— Begin Extracted entries —

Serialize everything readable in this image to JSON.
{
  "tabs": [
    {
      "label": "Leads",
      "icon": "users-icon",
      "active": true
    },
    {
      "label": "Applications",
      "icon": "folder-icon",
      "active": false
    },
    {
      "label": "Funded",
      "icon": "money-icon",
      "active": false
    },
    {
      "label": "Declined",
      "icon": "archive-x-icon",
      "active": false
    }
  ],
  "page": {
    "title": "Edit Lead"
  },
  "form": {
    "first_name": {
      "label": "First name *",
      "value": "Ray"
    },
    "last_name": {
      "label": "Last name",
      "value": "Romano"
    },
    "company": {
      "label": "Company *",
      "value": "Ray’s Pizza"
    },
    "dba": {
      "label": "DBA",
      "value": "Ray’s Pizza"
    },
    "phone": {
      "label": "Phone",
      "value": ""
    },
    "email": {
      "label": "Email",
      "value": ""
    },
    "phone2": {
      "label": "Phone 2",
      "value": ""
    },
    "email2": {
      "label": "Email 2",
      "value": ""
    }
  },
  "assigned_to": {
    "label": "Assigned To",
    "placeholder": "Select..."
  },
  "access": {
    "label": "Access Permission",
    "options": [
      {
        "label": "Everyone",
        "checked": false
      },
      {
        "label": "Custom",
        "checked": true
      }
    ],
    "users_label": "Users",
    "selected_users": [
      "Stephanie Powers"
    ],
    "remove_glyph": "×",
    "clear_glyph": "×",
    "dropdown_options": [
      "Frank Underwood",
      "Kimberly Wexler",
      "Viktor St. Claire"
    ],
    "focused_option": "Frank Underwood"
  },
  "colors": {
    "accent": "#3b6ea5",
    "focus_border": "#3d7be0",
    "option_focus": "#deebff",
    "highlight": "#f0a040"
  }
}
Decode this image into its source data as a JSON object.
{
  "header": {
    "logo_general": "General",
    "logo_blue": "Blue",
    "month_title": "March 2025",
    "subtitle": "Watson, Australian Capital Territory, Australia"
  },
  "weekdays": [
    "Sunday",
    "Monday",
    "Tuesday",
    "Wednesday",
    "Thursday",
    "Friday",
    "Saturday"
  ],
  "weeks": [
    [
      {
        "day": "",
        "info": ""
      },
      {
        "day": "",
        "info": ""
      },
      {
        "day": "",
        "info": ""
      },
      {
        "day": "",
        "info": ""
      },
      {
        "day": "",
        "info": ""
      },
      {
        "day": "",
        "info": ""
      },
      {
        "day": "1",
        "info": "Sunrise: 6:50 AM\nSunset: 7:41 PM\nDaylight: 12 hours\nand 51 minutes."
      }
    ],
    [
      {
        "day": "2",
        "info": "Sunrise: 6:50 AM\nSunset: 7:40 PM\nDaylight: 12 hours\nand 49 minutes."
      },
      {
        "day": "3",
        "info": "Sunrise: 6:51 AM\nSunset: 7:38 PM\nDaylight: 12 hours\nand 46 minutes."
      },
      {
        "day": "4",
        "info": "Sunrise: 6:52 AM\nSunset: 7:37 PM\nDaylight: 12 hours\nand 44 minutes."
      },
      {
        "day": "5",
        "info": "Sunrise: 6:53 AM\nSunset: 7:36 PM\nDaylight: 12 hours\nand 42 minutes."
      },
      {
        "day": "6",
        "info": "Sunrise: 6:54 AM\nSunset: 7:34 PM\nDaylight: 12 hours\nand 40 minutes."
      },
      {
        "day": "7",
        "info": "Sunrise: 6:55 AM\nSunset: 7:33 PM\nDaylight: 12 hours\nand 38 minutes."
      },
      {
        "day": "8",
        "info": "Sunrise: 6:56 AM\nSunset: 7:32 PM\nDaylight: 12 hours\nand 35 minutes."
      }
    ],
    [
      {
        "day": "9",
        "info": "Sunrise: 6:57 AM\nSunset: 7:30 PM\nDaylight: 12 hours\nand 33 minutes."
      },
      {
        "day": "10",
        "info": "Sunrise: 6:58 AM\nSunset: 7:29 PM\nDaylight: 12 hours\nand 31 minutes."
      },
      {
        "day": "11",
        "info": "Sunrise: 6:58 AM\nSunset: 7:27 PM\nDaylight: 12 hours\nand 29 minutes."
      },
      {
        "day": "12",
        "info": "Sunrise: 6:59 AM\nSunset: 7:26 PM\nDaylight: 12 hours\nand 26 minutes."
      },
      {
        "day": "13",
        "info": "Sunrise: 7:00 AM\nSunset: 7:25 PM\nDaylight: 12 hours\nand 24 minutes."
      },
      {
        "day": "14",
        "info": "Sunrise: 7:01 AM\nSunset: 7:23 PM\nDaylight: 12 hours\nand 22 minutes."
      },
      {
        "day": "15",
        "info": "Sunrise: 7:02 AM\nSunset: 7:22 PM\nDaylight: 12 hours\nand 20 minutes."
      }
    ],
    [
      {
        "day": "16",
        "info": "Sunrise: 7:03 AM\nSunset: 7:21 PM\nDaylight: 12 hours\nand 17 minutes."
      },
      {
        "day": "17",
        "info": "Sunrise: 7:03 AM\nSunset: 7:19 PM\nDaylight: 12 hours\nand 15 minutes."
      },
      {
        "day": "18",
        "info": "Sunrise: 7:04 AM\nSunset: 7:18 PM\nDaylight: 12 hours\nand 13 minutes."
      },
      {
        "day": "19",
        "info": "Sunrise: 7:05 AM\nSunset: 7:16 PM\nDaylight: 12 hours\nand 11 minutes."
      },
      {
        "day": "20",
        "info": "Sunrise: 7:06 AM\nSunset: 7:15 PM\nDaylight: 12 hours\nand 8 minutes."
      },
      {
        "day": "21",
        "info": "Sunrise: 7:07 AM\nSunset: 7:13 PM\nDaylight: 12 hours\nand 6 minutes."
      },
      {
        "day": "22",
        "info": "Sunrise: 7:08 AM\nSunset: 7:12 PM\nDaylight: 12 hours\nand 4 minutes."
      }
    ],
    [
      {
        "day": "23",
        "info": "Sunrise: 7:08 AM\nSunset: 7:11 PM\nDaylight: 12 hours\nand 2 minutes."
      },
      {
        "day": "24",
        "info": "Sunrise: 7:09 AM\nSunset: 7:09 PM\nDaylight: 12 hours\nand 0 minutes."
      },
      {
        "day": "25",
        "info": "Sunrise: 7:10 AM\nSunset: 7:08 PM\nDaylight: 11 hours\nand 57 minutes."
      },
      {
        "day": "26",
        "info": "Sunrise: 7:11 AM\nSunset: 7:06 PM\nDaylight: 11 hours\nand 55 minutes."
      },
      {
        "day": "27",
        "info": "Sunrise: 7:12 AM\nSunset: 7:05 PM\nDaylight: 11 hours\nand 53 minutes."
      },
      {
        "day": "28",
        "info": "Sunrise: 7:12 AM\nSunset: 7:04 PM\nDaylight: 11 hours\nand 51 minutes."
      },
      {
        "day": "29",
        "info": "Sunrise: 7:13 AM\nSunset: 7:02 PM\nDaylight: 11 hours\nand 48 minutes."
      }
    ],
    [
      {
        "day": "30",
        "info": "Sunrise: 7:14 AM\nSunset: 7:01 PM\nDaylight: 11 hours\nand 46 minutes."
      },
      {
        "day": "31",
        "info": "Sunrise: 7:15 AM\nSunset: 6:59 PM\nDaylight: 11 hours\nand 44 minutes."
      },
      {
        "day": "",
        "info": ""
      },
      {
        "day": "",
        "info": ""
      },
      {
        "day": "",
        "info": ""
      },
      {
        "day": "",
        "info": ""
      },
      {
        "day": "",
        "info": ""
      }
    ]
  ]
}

— End Extracted entries —

- Exercise directions
Write out every line of the material again, exactly as it reads.

- Result of this exercise
Serialize everything readable in this image to JSON.
{
  "tabs": [
    {
      "label": "Leads",
      "icon": "users-icon",
      "active": true
    },
    {
      "label": "Applications",
      "icon": "folder-icon",
      "active": false
    },
    {
      "label": "Funded",
      "icon": "money-icon",
      "active": false
    },
    {
      "label": "Declined",
      "icon": "archive-x-icon",
      "active": false
    }
  ],
  "page": {
    "title": "Edit Lead"
  },
  "form": {
    "first_name": {
      "label": "First name *",
      "value": "Ray"
    },
    "last_name": {
      "label": "Last name",
      "value": "Romano"
    },
    "company": {
      "label": "Company *",
      "value": "Ray’s Pizza"
    },
    "dba": {
      "label": "DBA",
      "value": "Ray’s Pizza"
    },
    "phone": {
      "label": "Phone",
      "value": ""
    },
    "email": {
      "label": "Email",
      "value": ""
    },
    "phone2": {
      "label": "Phone 2",
      "value": ""
    },
    "email2": {
      "label": "Email 2",
      "value": ""
    }
  },
  "assigned_to": {
    "label": "Assigned To",
    "placeholder": "Select..."
  },
  "access": {
    "label": "Access Permission",
    "options": [
      {
        "label": "Everyone",
        "checked": false
      },
      {
        "label": "Custom",
        "checked": true
      }
    ],
    "users_label": "Users",
    "selected_users": [
      "Stephanie Powers"
    ],
    "remove_glyph": "×",
    "clear_glyph": "×",
    "dropdown_options": [
      "Frank Underwood",
      "Kimberly Wexler",
      "Viktor St. Claire"
    ],
    "focused_option": "Frank Underwood"
  },
  "colors": {
    "accent": "#3b6ea5",
    "focus_border": "#3d7be0",
    "option_focus": "#deebff",
    "highlight": "#f0a040"
  }
}
Decode this image into its source data as a JSON object.
{
  "header": {
    "logo_general": "General",
    "logo_blue": "Blue",
    "month_title": "March 2025",
    "subtitle": "Watson, Australian Capital Territory, Australia"
  },
  "weekdays": [
    "Sunday",
    "Monday",
    "Tuesday",
    "Wednesday",
    "Thursday",
    "Friday",
    "Saturday"
  ],
  "weeks": [
    [
      {
        "day": "",
        "info": ""
      },
      {
        "day": "",
        "info": ""
      },
      {
        "day": "",
        "info": ""
      },
      {
        "day": "",
        "info": ""
      },
      {
        "day": "",
        "info": ""
      },
      {
        "day": "",
        "info": ""
      },
      {
        "day": "1",
        "info": "Sunrise: 6:50 AM\nSunset: 7:41 PM\nDaylight: 12 hours\nand 51 minutes."
      }
    ],
    [
      {
        "day": "2",
        "info": "Sunrise: 6:50 AM\nSunset: 7:40 PM\nDaylight: 12 hours\nand 49 minutes."
      },
      {
        "day": "3",
        "info": "Sunrise: 6:51 AM\nSunset: 7:38 PM\nDaylight: 12 hours\nand 46 minutes."
      },
      {
        "day": "4",
        "info": "Sunrise: 6:52 AM\nSunset: 7:37 PM\nDaylight: 12 hours\nand 44 minutes."
      },
      {
        "day": "5",
        "info": "Sunrise: 6:53 AM\nSunset: 7:36 PM\nDaylight: 12 hours\nand 42 minutes."
      },
      {
        "day": "6",
        "info": "Sunrise: 6:54 AM\nSunset: 7:34 PM\nDaylight: 12 hours\nand 40 minutes."
      },
      {
        "day": "7",
        "info": "Sunrise: 6:55 AM\nSunset: 7:33 PM\nDaylight: 12 hours\nand 38 minutes."
      },
      {
        "day": "8",
        "info": "Sunrise: 6:56 AM\nSunset: 7:32 PM\nDaylight: 12 hours\nand 35 minutes."
      }
    ],
    [
      {
        "day": "9",
        "info": "Sunrise: 6:57 AM\nSunset: 7:30 PM\nDaylight: 12 hours\nand 33 minutes."
      },
      {
        "day": "10",
        "info": "Sunrise: 6:58 AM\nSunset: 7:29 PM\nDaylight: 12 hours\nand 31 minutes."
      },
      {
        "day": "11",
        "info": "Sunrise: 6:58 AM\nSunset: 7:27 PM\nDaylight: 12 hours\nand 29 minutes."
      },
      {
        "day": "12",
        "info": "Sunrise: 6:59 AM\nSunset: 7:26 PM\nDaylight: 12 hours\nand 26 minutes."
      },
      {
        "day": "13",
        "info": "Sunrise: 7:00 AM\nSunset: 7:25 PM\nDaylight: 12 hours\nand 24 minutes."
      },
      {
        "day": "14",
        "info": "Sunrise: 7:01 AM\nSunset: 7:23 PM\nDaylight: 12 hours\nand 22 minutes."
      },
      {
        "day": "15",
        "info": "Sunrise: 7:02 AM\nSunset: 7:22 PM\nDaylight: 12 hours\nand 20 minutes."
      }
    ],
    [
      {
        "day": "16",
        "info": "Sunrise: 7:03 AM\nSunset: 7:21 PM\nDaylight: 12 hours\nand 17 minutes."
      },
      {
        "day": "17",
        "info": "Sunrise: 7:03 AM\nSunset: 7:19 PM\nDaylight: 12 hours\nand 15 minutes."
      },
      {
        "day": "18",
        "info": "Sunrise: 7:04 AM\nSunset: 7:18 PM\nDaylight: 12 hours\nand 13 minutes."
      },
      {
        "day": "19",
        "info": "Sunrise: 7:05 AM\nSunset: 7:16 PM\nDaylight: 12 hours\nand 11 minutes."
      },
      {
        "day": "20",
        "info": "Sunrise: 7:06 AM\nSunset: 7:15 PM\nDaylight: 12 hours\nand 8 minutes."
      },
      {
        "day": "21",
        "info": "Sunrise: 7:07 AM\nSunset: 7:13 PM\nDaylight: 12 hours\nand 6 minutes."
      },
      {
        "day": "22",
        "info": "Sunrise: 7:08 AM\nSunset: 7:12 PM\nDaylight: 12 hours\nand 4 minutes."
      }
    ],
    [
      {
        "day": "23",
        "info": "Sunrise: 7:08 AM\nSunset: 7:11 PM\nDaylight: 12 hours\nand 2 minutes."
      },
      {
        "day": "24",
        "info": "Sunrise: 7:09 AM\nSunset: 7:09 PM\nDaylight: 12 hours\nand 0 minutes."
      },
      {
        "day": "25",
        "info": "Sunrise: 7:10 AM\nSunset: 7:08 PM\nDaylight: 11 hours\nand 57 minutes."
      },
      {
        "day": "26",
        "info": "Sunrise: 7:11 AM\nSunset: 7:06 PM\nDaylight: 11 hours\nand 55 minutes."
      },
      {
        "day": "27",
        "info": "Sunrise: 7:12 AM\nSunset: 7:05 PM\nDaylight: 11 hours\nand 53 minutes."
      },
      {
        "day": "28",
        "info": "Sunrise: 7:12 AM\nSunset: 7:04 PM\nDaylight: 11 hours\nand 51 minutes."
      },
      {
        "day": "29",
        "info": "Sunrise: 7:13 AM\nSunset: 7:02 PM\nDaylight: 11 hours\nand 48 minutes."
      }
    ],
    [
      {
        "day": "30",
        "info": "Sunrise: 7:14 AM\nSunset: 7:01 PM\nDaylight: 11 hours\nand 46 minutes."
      },
      {
        "day": "31",
        "info": "Sunrise: 7:15 AM\nSunset: 6:59 PM\nDaylight: 11 hours\nand 44 minutes."
      },
      {
        "day": "",
        "info": ""
      },
      {
        "day": "",
        "info": ""
      },
      {
        "day": "",
        "info": ""
      },
      {
        "day": "",
        "info": ""
      },
      {
        "day": "",
        "info": ""
      }
    ]
  ]
}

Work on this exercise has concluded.